• **Request**: Will you quote all of the entries, word for word?
** start of Material for this task **
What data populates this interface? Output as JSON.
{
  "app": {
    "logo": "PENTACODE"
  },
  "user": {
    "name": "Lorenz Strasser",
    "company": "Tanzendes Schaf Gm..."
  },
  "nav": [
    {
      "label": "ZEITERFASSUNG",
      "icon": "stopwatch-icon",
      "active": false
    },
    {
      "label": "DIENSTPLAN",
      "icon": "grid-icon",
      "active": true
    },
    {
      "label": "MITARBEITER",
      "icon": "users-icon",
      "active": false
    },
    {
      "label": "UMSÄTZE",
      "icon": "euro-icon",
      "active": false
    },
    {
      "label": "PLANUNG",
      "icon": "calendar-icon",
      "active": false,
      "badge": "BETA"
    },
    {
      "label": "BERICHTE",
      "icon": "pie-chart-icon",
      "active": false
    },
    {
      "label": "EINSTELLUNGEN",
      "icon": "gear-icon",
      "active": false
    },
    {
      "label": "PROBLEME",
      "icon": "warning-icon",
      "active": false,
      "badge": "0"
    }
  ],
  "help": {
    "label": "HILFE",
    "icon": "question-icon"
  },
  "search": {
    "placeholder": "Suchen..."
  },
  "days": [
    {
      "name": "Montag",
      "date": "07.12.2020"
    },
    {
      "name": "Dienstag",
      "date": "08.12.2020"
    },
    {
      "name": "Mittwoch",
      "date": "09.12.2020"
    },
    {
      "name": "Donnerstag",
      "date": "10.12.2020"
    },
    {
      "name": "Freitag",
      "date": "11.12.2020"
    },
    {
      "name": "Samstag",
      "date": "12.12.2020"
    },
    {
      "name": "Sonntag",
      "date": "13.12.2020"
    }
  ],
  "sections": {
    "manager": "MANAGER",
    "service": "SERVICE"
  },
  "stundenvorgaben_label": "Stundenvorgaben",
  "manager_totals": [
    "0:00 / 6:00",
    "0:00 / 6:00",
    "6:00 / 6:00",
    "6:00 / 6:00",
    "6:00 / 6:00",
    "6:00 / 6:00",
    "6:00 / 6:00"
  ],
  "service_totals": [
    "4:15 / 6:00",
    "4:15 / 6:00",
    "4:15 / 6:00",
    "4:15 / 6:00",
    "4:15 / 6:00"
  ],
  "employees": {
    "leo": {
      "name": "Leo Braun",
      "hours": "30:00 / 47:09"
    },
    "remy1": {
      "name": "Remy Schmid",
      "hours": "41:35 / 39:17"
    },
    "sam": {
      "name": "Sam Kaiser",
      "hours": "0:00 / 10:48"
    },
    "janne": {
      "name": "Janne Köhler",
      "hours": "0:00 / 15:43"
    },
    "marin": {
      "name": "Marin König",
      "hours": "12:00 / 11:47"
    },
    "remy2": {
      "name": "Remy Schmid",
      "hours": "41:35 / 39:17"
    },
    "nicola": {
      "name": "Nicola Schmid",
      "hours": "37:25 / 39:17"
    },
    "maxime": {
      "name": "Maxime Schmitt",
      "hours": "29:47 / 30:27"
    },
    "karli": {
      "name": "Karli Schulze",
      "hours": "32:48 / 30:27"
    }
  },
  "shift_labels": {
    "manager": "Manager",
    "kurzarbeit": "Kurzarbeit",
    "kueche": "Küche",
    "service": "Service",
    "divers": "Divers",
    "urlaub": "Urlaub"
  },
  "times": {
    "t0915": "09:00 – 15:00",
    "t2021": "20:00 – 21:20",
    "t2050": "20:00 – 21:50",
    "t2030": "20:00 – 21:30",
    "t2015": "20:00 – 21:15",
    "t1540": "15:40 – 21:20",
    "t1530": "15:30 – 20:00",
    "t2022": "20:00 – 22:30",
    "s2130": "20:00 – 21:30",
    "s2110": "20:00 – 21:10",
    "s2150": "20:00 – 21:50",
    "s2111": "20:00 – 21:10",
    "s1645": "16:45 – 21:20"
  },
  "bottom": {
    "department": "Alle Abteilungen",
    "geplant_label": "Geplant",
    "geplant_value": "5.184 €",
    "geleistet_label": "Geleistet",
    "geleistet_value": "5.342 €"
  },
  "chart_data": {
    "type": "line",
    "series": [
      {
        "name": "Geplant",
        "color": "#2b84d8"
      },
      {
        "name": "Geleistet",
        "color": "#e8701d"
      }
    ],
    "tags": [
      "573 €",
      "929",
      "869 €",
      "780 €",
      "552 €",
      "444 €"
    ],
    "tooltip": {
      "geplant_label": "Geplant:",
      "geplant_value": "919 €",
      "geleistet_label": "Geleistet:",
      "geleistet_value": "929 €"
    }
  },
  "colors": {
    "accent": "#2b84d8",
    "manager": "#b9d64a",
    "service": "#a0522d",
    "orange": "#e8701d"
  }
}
** end of Material for this task **
• **Output for this task**:
What data populates this interface? Output as JSON.
{
  "app": {
    "logo": "PENTACODE"
  },
  "user": {
    "name": "Lorenz Strasser",
    "company": "Tanzendes Schaf Gm..."
  },
  "nav": [
    {
      "label": "ZEITERFASSUNG",
      "icon": "stopwatch-icon",
      "active": false
    },
    {
      "label": "DIENSTPLAN",
      "icon": "grid-icon",
      "active": true
    },
    {
      "label": "MITARBEITER",
      "icon": "users-icon",
      "active": false
    },
    {
      "label": "UMSÄTZE",
      "icon": "euro-icon",
      "active": false
    },
    {
      "label": "PLANUNG",
      "icon": "calendar-icon",
      "active": false,
      "badge": "BETA"
    },
    {
      "label": "BERICHTE",
      "icon": "pie-chart-icon",
      "active": false
    },
    {
      "label": "EINSTELLUNGEN",
      "icon": "gear-icon",
      "active": false
    },
    {
      "label": "PROBLEME",
      "icon": "warning-icon",
      "active": false,
      "badge": "0"
    }
  ],
  "help": {
    "label": "HILFE",
    "icon": "question-icon"
  },
  "search": {
    "placeholder": "Suchen..."
  },
  "days": [
    {
      "name": "Montag",
      "date": "07.12.2020"
    },
    {
      "name": "Dienstag",
      "date": "08.12.2020"
    },
    {
      "name": "Mittwoch",
      "date": "09.12.2020"
    },
    {
      "name": "Donnerstag",
      "date": "10.12.2020"
    },
    {
      "name": "Freitag",
      "date": "11.12.2020"
    },
    {
      "name": "Samstag",
      "date": "12.12.2020"
    },
    {
      "name": "Sonntag",
      "date": "13.12.2020"
    }
  ],
  "sections": {
    "manager": "MANAGER",
    "service": "SERVICE"
  },
  "stundenvorgaben_label": "Stundenvorgaben",
  "manager_totals": [
    "0:00 / 6:00",
    "0:00 / 6:00",
    "6:00 / 6:00",
    "6:00 / 6:00",
    "6:00 / 6:00",
    "6:00 / 6:00",
    "6:00 / 6:00"
  ],
  "service_totals": [
    "4:15 / 6:00",
    "4:15 / 6:00",
    "4:15 / 6:00",
    "4:15 / 6:00",
    "4:15 / 6:00"
  ],
  "employees": {
    "leo": {
      "name": "Leo Braun",
      "hours": "30:00 / 47:09"
    },
    "remy1": {
      "name": "Remy Schmid",
      "hours": "41:35 / 39:17"
    },
    "sam": {
      "name": "Sam Kaiser",
      "hours": "0:00 / 10:48"
    },
    "janne": {
      "name": "Janne Köhler",
      "hours": "0:00 / 15:43"
    },
    "marin": {
      "name": "Marin König",
      "hours": "12:00 / 11:47"
    },
    "remy2": {
      "name": "Remy Schmid",
      "hours": "41:35 / 39:17"
    },
    "nicola": {
      "name": "Nicola Schmid",
      "hours": "37:25 / 39:17"
    },
    "maxime": {
      "name": "Maxime Schmitt",
      "hours": "29:47 / 30:27"
    },
    "karli": {
      "name": "Karli Schulze",
      "hours": "32:48 / 30:27"
    }
  },
  "shift_labels": {
    "manager": "Manager",
    "kurzarbeit": "Kurzarbeit",
    "kueche": "Küche",
    "service": "Service",
    "divers": "Divers",
    "urlaub": "Urlaub"
  },
  "times": {
    "t0915": "09:00 – 15:00",
    "t2021": "20:00 – 21:20",
    "t2050": "20:00 – 21:50",
    "t2030": "20:00 – 21:30",
    "t2015": "20:00 – 21:15",
    "t1540": "15:40 – 21:20",
    "t1530": "15:30 – 20:00",
    "t2022": "20:00 – 22:30",
    "s2130": "20:00 – 21:30",
    "s2110": "20:00 – 21:10",
    "s2150": "20:00 – 21:50",
    "s2111": "20:00 – 21:10",
    "s1645": "16:45 – 21:20"
  },
  "bottom": {
    "department": "Alle Abteilungen",
    "geplant_label": "Geplant",
    "geplant_value": "5.184 €",
    "geleistet_label": "Geleistet",
    "geleistet_value": "5.342 €"
  },
  "chart_data": {
    "type": "line",
    "series": [
      {
        "name": "Geplant",
        "color": "#2b84d8"
      },
      {
        "name": "Geleistet",
        "color": "#e8701d"
      }
    ],
    "tags": [
      "573 €",
      "929",
      "869 €",
      "780 €",
      "552 €",
      "444 €"
    ],
    "tooltip": {
      "geplant_label": "Geplant:",
      "geplant_value": "919 €",
      "geleistet_label": "Geleistet:",
      "geleistet_value": "929 €"
    }
  },
  "colors": {
    "accent": "#2b84d8",
    "manager": "#b9d64a",
    "service": "#a0522d",
    "orange": "#e8701d"
  }
}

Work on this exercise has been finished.